> Problem requirements:
Copy each line of the records that contains the word "Роль".

> Data provided:
[Begin]
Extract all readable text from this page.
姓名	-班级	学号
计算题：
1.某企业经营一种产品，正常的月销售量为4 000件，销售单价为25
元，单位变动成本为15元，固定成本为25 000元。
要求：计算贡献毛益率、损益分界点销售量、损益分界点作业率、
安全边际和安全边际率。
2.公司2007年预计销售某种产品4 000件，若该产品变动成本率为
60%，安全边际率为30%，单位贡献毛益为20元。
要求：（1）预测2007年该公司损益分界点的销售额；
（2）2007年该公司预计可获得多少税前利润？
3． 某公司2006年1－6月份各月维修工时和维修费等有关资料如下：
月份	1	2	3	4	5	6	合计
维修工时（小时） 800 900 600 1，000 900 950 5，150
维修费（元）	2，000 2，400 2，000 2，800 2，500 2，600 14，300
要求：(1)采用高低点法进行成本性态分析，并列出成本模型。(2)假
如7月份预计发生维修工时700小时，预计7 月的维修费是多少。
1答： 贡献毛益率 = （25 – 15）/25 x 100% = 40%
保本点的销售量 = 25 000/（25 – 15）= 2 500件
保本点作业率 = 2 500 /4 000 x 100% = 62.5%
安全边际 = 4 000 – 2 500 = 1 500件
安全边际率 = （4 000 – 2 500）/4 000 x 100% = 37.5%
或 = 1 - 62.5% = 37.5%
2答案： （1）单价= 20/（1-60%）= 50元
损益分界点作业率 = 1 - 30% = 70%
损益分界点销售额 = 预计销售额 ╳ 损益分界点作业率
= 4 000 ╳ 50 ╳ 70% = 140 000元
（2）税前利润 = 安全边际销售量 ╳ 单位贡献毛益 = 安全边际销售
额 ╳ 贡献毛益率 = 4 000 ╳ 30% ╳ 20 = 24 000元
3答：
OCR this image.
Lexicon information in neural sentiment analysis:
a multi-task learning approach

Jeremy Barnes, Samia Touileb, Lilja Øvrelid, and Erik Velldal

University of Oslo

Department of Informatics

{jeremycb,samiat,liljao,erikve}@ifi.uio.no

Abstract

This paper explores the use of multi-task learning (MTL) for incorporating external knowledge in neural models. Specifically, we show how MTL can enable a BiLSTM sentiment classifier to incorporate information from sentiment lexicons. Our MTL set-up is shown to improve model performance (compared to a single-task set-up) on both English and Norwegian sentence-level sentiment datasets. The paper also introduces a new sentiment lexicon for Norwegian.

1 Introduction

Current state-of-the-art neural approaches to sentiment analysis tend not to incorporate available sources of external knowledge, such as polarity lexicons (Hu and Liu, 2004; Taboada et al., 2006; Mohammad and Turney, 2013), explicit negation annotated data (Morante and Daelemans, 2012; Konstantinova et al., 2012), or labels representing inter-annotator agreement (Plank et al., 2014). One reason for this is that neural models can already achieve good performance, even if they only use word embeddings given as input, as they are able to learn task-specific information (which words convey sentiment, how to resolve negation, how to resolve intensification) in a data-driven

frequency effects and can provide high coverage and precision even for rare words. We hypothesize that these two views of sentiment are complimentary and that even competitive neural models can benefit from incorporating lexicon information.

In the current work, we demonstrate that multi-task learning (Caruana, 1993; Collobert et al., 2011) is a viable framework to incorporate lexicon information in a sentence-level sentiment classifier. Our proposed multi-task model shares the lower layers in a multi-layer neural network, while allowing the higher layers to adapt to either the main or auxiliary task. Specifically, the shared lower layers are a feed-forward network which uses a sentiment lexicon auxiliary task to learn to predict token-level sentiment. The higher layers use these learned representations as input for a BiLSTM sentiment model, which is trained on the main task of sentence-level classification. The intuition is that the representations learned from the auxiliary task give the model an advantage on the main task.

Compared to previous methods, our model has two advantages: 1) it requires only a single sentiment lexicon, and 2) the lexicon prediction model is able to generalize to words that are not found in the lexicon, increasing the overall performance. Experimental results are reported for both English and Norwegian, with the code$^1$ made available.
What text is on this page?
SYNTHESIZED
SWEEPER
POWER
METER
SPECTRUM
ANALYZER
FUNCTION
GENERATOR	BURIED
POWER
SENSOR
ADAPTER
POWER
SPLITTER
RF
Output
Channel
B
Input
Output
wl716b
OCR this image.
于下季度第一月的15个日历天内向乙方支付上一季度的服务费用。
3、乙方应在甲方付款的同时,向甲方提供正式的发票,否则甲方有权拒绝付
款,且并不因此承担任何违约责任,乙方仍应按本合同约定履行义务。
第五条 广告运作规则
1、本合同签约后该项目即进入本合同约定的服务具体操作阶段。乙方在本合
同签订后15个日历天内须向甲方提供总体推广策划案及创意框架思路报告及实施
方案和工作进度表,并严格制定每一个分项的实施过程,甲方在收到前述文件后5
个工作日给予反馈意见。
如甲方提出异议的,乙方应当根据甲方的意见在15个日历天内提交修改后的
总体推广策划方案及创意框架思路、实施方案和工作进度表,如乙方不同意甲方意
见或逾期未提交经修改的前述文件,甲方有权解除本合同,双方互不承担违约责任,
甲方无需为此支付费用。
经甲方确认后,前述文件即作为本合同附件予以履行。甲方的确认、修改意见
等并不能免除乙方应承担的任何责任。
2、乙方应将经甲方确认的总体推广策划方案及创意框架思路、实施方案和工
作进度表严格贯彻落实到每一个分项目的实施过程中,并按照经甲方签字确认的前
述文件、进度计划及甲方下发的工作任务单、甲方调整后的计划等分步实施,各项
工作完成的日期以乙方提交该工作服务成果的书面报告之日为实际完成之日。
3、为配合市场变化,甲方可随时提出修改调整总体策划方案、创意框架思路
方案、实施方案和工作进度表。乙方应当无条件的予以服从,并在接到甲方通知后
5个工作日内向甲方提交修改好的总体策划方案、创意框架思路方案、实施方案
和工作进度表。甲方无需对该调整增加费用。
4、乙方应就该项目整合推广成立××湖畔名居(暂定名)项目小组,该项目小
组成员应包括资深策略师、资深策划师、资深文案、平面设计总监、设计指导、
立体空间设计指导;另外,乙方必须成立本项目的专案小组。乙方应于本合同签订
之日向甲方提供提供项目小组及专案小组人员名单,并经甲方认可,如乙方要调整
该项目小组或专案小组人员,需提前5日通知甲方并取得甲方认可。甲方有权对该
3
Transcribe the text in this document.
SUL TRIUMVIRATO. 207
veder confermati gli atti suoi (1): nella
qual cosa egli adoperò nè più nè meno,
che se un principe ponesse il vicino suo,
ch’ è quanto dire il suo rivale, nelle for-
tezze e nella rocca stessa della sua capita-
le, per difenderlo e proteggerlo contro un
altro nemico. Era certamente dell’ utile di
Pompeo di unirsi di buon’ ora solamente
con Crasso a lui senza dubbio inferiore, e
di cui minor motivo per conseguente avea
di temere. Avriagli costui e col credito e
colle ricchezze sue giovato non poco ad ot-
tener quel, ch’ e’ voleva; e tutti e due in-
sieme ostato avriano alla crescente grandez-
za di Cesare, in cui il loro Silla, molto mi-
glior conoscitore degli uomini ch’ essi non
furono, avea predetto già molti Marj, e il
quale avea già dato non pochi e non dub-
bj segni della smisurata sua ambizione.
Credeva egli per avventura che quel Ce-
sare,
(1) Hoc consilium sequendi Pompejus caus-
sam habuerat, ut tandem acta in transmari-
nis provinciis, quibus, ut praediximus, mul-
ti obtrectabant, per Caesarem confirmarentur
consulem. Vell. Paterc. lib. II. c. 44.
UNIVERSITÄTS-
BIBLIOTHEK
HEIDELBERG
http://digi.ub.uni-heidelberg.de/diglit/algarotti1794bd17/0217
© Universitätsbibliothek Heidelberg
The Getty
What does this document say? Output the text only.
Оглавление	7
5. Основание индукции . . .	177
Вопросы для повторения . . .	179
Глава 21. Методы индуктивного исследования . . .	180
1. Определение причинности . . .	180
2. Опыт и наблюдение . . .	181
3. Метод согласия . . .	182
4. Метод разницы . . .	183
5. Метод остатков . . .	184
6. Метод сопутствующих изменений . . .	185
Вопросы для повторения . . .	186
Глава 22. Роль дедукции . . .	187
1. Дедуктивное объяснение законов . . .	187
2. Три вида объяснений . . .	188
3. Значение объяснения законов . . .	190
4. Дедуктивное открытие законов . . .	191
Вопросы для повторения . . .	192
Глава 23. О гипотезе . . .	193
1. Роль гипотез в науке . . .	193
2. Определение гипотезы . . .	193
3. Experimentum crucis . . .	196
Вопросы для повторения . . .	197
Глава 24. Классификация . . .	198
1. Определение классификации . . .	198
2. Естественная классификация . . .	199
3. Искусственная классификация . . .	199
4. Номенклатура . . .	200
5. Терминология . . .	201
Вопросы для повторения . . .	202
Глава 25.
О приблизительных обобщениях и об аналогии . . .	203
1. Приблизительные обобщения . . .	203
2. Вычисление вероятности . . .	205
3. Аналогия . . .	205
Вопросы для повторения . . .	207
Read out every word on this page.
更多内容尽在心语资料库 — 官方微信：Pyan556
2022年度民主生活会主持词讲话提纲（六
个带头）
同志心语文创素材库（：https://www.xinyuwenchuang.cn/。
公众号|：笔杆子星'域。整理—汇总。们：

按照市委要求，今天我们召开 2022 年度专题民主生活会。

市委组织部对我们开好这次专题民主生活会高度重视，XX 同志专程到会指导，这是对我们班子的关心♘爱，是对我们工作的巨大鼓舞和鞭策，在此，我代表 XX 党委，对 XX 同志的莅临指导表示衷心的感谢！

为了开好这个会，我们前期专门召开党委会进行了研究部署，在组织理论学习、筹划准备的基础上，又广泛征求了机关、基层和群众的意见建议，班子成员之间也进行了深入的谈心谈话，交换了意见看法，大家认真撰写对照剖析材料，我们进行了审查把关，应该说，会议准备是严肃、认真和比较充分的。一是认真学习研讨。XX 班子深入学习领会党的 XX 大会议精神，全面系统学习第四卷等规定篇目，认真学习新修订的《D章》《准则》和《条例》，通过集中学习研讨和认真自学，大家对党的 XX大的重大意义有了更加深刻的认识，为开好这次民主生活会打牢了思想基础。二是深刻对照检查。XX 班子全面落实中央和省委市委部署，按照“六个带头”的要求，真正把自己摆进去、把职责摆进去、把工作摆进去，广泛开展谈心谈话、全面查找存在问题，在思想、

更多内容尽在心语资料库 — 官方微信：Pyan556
[End]
> Answer to the exercise:
Глава 22. Роль дедукции . . .	187
1. Роль гипотез в науке . . .	193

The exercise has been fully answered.